_Directive:_ Reproduce this listing in full.

_Extracted material:_
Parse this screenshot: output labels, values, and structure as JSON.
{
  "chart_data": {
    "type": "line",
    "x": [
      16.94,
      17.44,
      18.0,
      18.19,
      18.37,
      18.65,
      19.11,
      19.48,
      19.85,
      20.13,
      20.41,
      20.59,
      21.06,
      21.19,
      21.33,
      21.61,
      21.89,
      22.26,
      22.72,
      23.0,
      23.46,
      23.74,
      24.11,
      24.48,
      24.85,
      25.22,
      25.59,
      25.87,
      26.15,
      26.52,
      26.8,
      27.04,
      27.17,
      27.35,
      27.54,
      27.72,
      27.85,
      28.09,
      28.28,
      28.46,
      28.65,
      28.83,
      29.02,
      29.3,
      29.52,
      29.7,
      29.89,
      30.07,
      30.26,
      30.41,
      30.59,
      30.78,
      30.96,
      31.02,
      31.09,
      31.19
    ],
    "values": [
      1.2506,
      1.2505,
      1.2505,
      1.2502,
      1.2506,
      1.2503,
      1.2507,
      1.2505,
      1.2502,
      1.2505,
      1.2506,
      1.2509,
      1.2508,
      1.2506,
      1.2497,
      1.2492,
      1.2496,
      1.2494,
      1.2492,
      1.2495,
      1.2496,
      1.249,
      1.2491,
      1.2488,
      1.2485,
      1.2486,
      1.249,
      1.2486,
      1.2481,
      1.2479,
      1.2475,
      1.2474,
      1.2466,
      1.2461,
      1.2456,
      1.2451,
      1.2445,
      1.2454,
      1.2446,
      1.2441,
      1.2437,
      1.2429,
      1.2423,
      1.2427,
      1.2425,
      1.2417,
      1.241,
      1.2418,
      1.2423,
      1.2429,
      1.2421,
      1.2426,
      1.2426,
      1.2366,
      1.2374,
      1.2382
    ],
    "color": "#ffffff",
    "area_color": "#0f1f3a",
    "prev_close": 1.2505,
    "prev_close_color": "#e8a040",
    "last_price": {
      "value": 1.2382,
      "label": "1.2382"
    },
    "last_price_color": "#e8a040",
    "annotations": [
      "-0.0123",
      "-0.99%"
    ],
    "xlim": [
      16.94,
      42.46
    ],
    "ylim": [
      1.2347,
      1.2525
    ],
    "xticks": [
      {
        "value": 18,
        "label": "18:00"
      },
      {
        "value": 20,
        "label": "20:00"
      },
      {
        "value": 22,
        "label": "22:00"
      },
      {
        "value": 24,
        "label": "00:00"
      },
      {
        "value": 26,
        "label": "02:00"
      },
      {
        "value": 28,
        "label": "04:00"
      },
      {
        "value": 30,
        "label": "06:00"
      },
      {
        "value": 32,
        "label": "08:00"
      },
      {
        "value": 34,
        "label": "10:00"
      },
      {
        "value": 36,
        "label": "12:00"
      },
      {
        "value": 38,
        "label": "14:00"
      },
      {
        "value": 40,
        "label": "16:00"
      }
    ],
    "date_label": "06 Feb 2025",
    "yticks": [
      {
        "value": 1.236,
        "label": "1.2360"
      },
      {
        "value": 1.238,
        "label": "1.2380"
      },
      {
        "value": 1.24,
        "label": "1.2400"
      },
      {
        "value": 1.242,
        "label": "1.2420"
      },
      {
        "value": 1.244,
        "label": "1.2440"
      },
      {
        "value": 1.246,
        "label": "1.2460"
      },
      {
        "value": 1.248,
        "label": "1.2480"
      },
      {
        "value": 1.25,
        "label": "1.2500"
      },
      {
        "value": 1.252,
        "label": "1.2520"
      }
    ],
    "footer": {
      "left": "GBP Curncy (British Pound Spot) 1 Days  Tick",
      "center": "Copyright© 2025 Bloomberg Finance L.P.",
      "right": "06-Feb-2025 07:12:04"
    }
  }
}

_The reply:_
Parse this screenshot: output labels, values, and structure as JSON.
{
  "chart_data": {
    "type": "line",
    "x": [
      16.94,
      17.44,
      18.0,
      18.19,
      18.37,
      18.65,
      19.11,
      19.48,
      19.85,
      20.13,
      20.41,
      20.59,
      21.06,
      21.19,
      21.33,
      21.61,
      21.89,
      22.26,
      22.72,
      23.0,
      23.46,
      23.74,
      24.11,
      24.48,
      24.85,
      25.22,
      25.59,
      25.87,
      26.15,
      26.52,
      26.8,
      27.04,
      27.17,
      27.35,
      27.54,
      27.72,
      27.85,
      28.09,
      28.28,
      28.46,
      28.65,
      28.83,
      29.02,
      29.3,
      29.52,
      29.7,
      29.89,
      30.07,
      30.26,
      30.41,
      30.59,
      30.78,
      30.96,
      31.02,
      31.09,
      31.19
    ],
    "values": [
      1.2506,
      1.2505,
      1.2505,
      1.2502,
      1.2506,
      1.2503,
      1.2507,
      1.2505,
      1.2502,
      1.2505,
      1.2506,
      1.2509,
      1.2508,
      1.2506,
      1.2497,
      1.2492,
      1.2496,
      1.2494,
      1.2492,
      1.2495,
      1.2496,
      1.249,
      1.2491,
      1.2488,
      1.2485,
      1.2486,
      1.249,
      1.2486,
      1.2481,
      1.2479,
      1.2475,
      1.2474,
      1.2466,
      1.2461,
      1.2456,
      1.2451,
      1.2445,
      1.2454,
      1.2446,
      1.2441,
      1.2437,
      1.2429,
      1.2423,
      1.2427,
      1.2425,
      1.2417,
      1.241,
      1.2418,
      1.2423,
      1.2429,
      1.2421,
      1.2426,
      1.2426,
      1.2366,
      1.2374,
      1.2382
    ],
    "color": "#ffffff",
    "area_color": "#0f1f3a",
    "prev_close": 1.2505,
    "prev_close_color": "#e8a040",
    "last_price": {
      "value": 1.2382,
      "label": "1.2382"
    },
    "last_price_color": "#e8a040",
    "annotations": [
      "-0.0123",
      "-0.99%"
    ],
    "xlim": [
      16.94,
      42.46
    ],
    "ylim": [
      1.2347,
      1.2525
    ],
    "xticks": [
      {
        "value": 18,
        "label": "18:00"
      },
      {
        "value": 20,
        "label": "20:00"
      },
      {
        "value": 22,
        "label": "22:00"
      },
      {
        "value": 24,
        "label": "00:00"
      },
      {
        "value": 26,
        "label": "02:00"
      },
      {
        "value": 28,
        "label": "04:00"
      },
      {
        "value": 30,
        "label": "06:00"
      },
      {
        "value": 32,
        "label": "08:00"
      },
      {
        "value": 34,
        "label": "10:00"
      },
      {
        "value": 36,
        "label": "12:00"
      },
      {
        "value": 38,
        "label": "14:00"
      },
      {
        "value": 40,
        "label": "16:00"
      }
    ],
    "date_label": "06 Feb 2025",
    "yticks": [
      {
        "value": 1.236,
        "label": "1.2360"
      },
      {
        "value": 1.238,
        "label": "1.2380"
      },
      {
        "value": 1.24,
        "label": "1.2400"
      },
      {
        "value": 1.242,
        "label": "1.2420"
      },
      {
        "value": 1.244,
        "label": "1.2440"
      },
      {
        "value": 1.246,
        "label": "1.2460"
      },
      {
        "value": 1.248,
        "label": "1.2480"
      },
      {
        "value": 1.25,
        "label": "1.2500"
      },
      {
        "value": 1.252,
        "label": "1.2520"
      }
    ],
    "footer": {
      "left": "GBP Curncy (British Pound Spot) 1 Days  Tick",
      "center": "Copyright© 2025 Bloomberg Finance L.P.",
      "right": "06-Feb-2025 07:12:04"
    }
  }
}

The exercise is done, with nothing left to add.